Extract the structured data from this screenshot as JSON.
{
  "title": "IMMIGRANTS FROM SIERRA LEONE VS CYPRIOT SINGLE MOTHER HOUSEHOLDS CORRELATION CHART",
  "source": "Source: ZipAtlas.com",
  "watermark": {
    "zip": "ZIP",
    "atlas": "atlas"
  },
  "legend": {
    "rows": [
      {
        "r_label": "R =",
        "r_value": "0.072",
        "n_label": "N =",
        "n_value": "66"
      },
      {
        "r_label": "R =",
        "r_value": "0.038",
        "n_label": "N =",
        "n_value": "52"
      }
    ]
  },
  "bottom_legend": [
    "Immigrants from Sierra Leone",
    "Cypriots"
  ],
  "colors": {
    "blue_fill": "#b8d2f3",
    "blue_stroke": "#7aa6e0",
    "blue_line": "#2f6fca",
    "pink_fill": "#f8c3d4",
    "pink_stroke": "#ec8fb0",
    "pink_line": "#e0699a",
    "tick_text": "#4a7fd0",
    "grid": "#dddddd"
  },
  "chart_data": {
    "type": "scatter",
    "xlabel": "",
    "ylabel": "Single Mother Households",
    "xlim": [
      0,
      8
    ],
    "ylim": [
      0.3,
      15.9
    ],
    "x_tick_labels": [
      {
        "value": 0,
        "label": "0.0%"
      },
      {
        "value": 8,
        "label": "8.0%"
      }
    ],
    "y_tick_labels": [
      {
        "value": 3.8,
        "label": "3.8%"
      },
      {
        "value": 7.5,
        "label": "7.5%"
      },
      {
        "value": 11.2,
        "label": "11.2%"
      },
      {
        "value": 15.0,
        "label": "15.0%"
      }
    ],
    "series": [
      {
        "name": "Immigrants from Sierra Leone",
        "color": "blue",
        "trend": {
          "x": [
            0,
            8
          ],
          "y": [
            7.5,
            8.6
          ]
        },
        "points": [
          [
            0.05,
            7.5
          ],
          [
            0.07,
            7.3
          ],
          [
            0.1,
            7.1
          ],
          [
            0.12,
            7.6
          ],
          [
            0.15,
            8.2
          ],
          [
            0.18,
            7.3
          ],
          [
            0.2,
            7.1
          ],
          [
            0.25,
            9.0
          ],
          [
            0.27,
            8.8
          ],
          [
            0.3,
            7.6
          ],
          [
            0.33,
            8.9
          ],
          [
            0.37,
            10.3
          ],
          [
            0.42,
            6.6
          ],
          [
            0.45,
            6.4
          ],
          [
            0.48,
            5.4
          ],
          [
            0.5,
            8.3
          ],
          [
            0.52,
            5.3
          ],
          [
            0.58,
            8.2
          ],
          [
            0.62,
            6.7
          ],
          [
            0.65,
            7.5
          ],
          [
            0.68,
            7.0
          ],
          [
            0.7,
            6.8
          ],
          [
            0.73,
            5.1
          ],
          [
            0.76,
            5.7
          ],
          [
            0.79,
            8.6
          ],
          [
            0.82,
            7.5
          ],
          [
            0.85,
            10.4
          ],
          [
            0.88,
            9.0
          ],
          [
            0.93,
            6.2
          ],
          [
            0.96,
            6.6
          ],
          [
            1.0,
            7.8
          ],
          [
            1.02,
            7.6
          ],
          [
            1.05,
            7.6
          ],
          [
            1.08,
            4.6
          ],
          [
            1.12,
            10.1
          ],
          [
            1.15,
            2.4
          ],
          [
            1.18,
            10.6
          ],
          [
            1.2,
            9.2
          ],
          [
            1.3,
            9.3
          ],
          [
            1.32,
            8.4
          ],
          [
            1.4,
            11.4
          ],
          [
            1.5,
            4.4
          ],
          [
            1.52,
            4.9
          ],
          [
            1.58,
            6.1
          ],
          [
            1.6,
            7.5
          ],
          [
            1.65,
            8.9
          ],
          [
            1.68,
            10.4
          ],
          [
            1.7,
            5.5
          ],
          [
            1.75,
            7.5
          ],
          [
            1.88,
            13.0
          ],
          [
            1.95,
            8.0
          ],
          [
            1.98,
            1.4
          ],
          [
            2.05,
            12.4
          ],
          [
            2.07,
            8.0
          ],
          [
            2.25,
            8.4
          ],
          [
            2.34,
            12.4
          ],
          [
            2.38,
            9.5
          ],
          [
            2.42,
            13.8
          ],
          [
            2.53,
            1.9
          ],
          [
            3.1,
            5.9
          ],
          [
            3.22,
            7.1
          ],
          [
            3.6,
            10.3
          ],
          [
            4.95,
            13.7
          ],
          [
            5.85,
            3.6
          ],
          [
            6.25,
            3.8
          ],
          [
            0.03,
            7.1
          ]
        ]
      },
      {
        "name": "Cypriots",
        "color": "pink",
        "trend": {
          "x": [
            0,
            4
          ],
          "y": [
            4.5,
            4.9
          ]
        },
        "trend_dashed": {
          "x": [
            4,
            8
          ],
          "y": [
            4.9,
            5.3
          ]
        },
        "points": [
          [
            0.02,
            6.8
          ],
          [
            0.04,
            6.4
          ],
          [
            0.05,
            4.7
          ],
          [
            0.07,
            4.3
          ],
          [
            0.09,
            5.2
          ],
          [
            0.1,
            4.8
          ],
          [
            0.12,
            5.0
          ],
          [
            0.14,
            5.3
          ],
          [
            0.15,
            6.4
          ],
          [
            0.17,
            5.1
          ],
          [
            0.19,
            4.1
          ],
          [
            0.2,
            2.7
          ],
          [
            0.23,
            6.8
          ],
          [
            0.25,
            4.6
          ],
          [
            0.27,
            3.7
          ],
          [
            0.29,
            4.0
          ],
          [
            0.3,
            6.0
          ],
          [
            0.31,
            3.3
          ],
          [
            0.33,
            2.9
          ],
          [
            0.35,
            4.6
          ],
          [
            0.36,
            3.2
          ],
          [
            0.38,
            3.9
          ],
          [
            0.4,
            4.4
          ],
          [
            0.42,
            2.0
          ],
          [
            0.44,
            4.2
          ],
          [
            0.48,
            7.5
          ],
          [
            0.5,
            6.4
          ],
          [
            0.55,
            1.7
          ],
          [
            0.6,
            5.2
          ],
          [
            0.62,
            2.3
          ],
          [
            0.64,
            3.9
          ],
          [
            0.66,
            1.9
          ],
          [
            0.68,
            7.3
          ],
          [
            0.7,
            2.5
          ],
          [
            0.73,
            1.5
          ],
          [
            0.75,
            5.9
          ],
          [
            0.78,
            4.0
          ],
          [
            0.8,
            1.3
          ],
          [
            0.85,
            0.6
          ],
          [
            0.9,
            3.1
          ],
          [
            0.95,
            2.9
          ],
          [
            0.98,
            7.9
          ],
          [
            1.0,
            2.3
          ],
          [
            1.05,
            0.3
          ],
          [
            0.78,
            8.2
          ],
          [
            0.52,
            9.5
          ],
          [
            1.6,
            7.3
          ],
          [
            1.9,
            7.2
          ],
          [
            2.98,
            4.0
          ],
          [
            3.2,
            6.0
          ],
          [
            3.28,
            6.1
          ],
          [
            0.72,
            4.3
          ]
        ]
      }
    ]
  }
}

-.-.-

**The exercise:** Print the listing above in its entirety, with every line exact.

**Problem solution:**
Extract the structured data from this screenshot as JSON.
{
  "title": "IMMIGRANTS FROM SIERRA LEONE VS CYPRIOT SINGLE MOTHER HOUSEHOLDS CORRELATION CHART",
  "source": "Source: ZipAtlas.com",
  "watermark": {
    "zip": "ZIP",
    "atlas": "atlas"
  },
  "legend": {
    "rows": [
      {
        "r_label": "R =",
        "r_value": "0.072",
        "n_label": "N =",
        "n_value": "66"
      },
      {
        "r_label": "R =",
        "r_value": "0.038",
        "n_label": "N =",
        "n_value": "52"
      }
    ]
  },
  "bottom_legend": [
    "Immigrants from Sierra Leone",
    "Cypriots"
  ],
  "colors": {
    "blue_fill": "#b8d2f3",
    "blue_stroke": "#7aa6e0",
    "blue_line": "#2f6fca",
    "pink_fill": "#f8c3d4",
    "pink_stroke": "#ec8fb0",
    "pink_line": "#e0699a",
    "tick_text": "#4a7fd0",
    "grid": "#dddddd"
  },
  "chart_data": {
    "type": "scatter",
    "xlabel": "",
    "ylabel": "Single Mother Households",
    "xlim": [
      0,
      8
    ],
    "ylim": [
      0.3,
      15.9
    ],
    "x_tick_labels": [
      {
        "value": 0,
        "label": "0.0%"
      },
      {
        "value": 8,
        "label": "8.0%"
      }
    ],
    "y_tick_labels": [
      {
        "value": 3.8,
        "label": "3.8%"
      },
      {
        "value": 7.5,
        "label": "7.5%"
      },
      {
        "value": 11.2,
        "label": "11.2%"
      },
      {
        "value": 15.0,
        "label": "15.0%"
      }
    ],
    "series": [
      {
        "name": "Immigrants from Sierra Leone",
        "color": "blue",
        "trend": {
          "x": [
            0,
            8
          ],
          "y": [
            7.5,
            8.6
          ]
        },
        "points": [
          [
            0.05,
            7.5
          ],
          [
            0.07,
            7.3
          ],
          [
            0.1,
            7.1
          ],
          [
            0.12,
            7.6
          ],
          [
            0.15,
            8.2
          ],
          [
            0.18,
            7.3
          ],
          [
            0.2,
            7.1
          ],
          [
            0.25,
            9.0
          ],
          [
            0.27,
            8.8
          ],
          [
            0.3,
            7.6
          ],
          [
            0.33,
            8.9
          ],
          [
            0.37,
            10.3
          ],
          [
            0.42,
            6.6
          ],
          [
            0.45,
            6.4
          ],
          [
            0.48,
            5.4
          ],
          [
            0.5,
            8.3
          ],
          [
            0.52,
            5.3
          ],
          [
            0.58,
            8.2
          ],
          [
            0.62,
            6.7
          ],
          [
            0.65,
            7.5
          ],
          [
            0.68,
            7.0
          ],
          [
            0.7,
            6.8
          ],
          [
            0.73,
            5.1
          ],
          [
            0.76,
            5.7
          ],
          [
            0.79,
            8.6
          ],
          [
            0.82,
            7.5
          ],
          [
            0.85,
            10.4
          ],
          [
            0.88,
            9.0
          ],
          [
            0.93,
            6.2
          ],
          [
            0.96,
            6.6
          ],
          [
            1.0,
            7.8
          ],
          [
            1.02,
            7.6
          ],
          [
            1.05,
            7.6
          ],
          [
            1.08,
            4.6
          ],
          [
            1.12,
            10.1
          ],
          [
            1.15,
            2.4
          ],
          [
            1.18,
            10.6
          ],
          [
            1.2,
            9.2
          ],
          [
            1.3,
            9.3
          ],
          [
            1.32,
            8.4
          ],
          [
            1.4,
            11.4
          ],
          [
            1.5,
            4.4
          ],
          [
            1.52,
            4.9
          ],
          [
            1.58,
            6.1
          ],
          [
            1.6,
            7.5
          ],
          [
            1.65,
            8.9
          ],
          [
            1.68,
            10.4
          ],
          [
            1.7,
            5.5
          ],
          [
            1.75,
            7.5
          ],
          [
            1.88,
            13.0
          ],
          [
            1.95,
            8.0
          ],
          [
            1.98,
            1.4
          ],
          [
            2.05,
            12.4
          ],
          [
            2.07,
            8.0
          ],
          [
            2.25,
            8.4
          ],
          [
            2.34,
            12.4
          ],
          [
            2.38,
            9.5
          ],
          [
            2.42,
            13.8
          ],
          [
            2.53,
            1.9
          ],
          [
            3.1,
            5.9
          ],
          [
            3.22,
            7.1
          ],
          [
            3.6,
            10.3
          ],
          [
            4.95,
            13.7
          ],
          [
            5.85,
            3.6
          ],
          [
            6.25,
            3.8
          ],
          [
            0.03,
            7.1
          ]
        ]
      },
      {
        "name": "Cypriots",
        "color": "pink",
        "trend": {
          "x": [
            0,
            4
          ],
          "y": [
            4.5,
            4.9
          ]
        },
        "trend_dashed": {
          "x": [
            4,
            8
          ],
          "y": [
            4.9,
            5.3
          ]
        },
        "points": [
          [
            0.02,
            6.8
          ],
          [
            0.04,
            6.4
          ],
          [
            0.05,
            4.7
          ],
          [
            0.07,
            4.3
          ],
          [
            0.09,
            5.2
          ],
          [
            0.1,
            4.8
          ],
          [
            0.12,
            5.0
          ],
          [
            0.14,
            5.3
          ],
          [
            0.15,
            6.4
          ],
          [
            0.17,
            5.1
          ],
          [
            0.19,
            4.1
          ],
          [
            0.2,
            2.7
          ],
          [
            0.23,
            6.8
          ],
          [
            0.25,
            4.6
          ],
          [
            0.27,
            3.7
          ],
          [
            0.29,
            4.0
          ],
          [
            0.3,
            6.0
          ],
          [
            0.31,
            3.3
          ],
          [
            0.33,
            2.9
          ],
          [
            0.35,
            4.6
          ],
          [
            0.36,
            3.2
          ],
          [
            0.38,
            3.9
          ],
          [
            0.4,
            4.4
          ],
          [
            0.42,
            2.0
          ],
          [
            0.44,
            4.2
          ],
          [
            0.48,
            7.5
          ],
          [
            0.5,
            6.4
          ],
          [
            0.55,
            1.7
          ],
          [
            0.6,
            5.2
          ],
          [
            0.62,
            2.3
          ],
          [
            0.64,
            3.9
          ],
          [
            0.66,
            1.9
          ],
          [
            0.68,
            7.3
          ],
          [
            0.7,
            2.5
          ],
          [
            0.73,
            1.5
          ],
          [
            0.75,
            5.9
          ],
          [
            0.78,
            4.0
          ],
          [
            0.8,
            1.3
          ],
          [
            0.85,
            0.6
          ],
          [
            0.9,
            3.1
          ],
          [
            0.95,
            2.9
          ],
          [
            0.98,
            7.9
          ],
          [
            1.0,
            2.3
          ],
          [
            1.05,
            0.3
          ],
          [
            0.78,
            8.2
          ],
          [
            0.52,
            9.5
          ],
          [
            1.6,
            7.3
          ],
          [
            1.9,
            7.2
          ],
          [
            2.98,
            4.0
          ],
          [
            3.2,
            6.0
          ],
          [
            3.28,
            6.1
          ],
          [
            0.72,
            4.3
          ]
        ]
      }
    ]
  }
}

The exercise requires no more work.